■ Task instructions
Look for "岂曰无衣" in each line of the entries, and return the matching lines.

■ Provided entries

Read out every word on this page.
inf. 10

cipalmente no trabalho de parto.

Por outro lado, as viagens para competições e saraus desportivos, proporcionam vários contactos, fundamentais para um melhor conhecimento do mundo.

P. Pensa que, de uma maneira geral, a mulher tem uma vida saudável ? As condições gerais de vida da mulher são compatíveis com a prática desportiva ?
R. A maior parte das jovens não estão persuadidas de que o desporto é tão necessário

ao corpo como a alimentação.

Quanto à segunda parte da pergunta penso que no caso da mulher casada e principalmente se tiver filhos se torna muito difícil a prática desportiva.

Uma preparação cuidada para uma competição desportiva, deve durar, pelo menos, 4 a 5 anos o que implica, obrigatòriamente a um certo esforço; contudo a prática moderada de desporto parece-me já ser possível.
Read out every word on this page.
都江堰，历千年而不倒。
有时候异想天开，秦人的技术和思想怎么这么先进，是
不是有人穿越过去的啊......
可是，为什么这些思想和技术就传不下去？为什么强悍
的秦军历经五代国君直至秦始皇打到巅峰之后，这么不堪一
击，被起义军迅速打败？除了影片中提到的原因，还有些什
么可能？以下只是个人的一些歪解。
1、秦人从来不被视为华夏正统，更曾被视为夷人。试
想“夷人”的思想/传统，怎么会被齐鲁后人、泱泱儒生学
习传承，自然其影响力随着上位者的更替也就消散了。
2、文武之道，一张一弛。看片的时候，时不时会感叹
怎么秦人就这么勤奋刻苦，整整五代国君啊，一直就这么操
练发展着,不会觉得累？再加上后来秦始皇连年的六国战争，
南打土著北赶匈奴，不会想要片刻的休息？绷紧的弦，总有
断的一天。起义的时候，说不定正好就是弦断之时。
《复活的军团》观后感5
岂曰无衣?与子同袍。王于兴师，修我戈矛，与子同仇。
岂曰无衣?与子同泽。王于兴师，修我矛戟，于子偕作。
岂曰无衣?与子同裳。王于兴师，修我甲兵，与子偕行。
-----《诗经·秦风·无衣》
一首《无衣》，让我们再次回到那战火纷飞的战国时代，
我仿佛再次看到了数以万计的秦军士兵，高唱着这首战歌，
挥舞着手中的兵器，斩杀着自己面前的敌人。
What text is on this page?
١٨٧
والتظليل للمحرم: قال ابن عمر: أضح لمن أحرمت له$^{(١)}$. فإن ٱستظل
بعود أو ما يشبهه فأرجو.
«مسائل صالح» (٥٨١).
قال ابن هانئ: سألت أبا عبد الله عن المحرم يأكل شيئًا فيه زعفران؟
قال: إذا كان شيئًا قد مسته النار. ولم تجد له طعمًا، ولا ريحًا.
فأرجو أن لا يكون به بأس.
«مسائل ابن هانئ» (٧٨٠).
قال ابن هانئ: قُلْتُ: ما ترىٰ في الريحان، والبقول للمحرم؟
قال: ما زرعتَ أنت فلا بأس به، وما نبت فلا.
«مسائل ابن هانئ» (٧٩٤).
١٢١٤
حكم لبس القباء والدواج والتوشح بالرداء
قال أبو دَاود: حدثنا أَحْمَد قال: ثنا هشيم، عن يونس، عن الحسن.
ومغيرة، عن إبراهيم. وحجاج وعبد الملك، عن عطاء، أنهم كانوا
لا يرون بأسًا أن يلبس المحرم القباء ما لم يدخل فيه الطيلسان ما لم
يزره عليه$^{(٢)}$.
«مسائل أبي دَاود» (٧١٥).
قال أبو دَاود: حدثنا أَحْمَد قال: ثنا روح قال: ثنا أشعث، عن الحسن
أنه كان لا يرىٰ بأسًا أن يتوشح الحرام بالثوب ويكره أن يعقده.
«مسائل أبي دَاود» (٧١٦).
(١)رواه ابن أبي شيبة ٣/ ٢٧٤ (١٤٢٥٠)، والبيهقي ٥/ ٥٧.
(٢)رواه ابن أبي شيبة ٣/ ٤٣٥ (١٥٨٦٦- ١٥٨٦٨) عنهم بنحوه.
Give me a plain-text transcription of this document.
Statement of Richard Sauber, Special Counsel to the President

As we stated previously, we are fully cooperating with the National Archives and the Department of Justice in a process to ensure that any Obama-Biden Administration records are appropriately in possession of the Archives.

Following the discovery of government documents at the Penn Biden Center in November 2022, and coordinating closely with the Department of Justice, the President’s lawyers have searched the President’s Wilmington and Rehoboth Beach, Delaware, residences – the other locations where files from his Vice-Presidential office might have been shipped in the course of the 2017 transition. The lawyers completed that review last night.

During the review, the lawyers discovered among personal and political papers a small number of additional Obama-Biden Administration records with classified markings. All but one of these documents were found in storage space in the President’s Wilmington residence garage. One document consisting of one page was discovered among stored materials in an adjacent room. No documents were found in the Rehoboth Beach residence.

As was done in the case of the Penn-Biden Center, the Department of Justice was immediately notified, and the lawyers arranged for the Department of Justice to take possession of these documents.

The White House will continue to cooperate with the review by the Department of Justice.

■ Response
岂曰无衣?与子同袍。王于兴师，修我戈矛，与子同仇。
岂曰无衣?与子同泽。王于兴师，修我矛戟，于子偕作。
岂曰无衣?与子同裳。王于兴师，修我甲兵，与子偕行。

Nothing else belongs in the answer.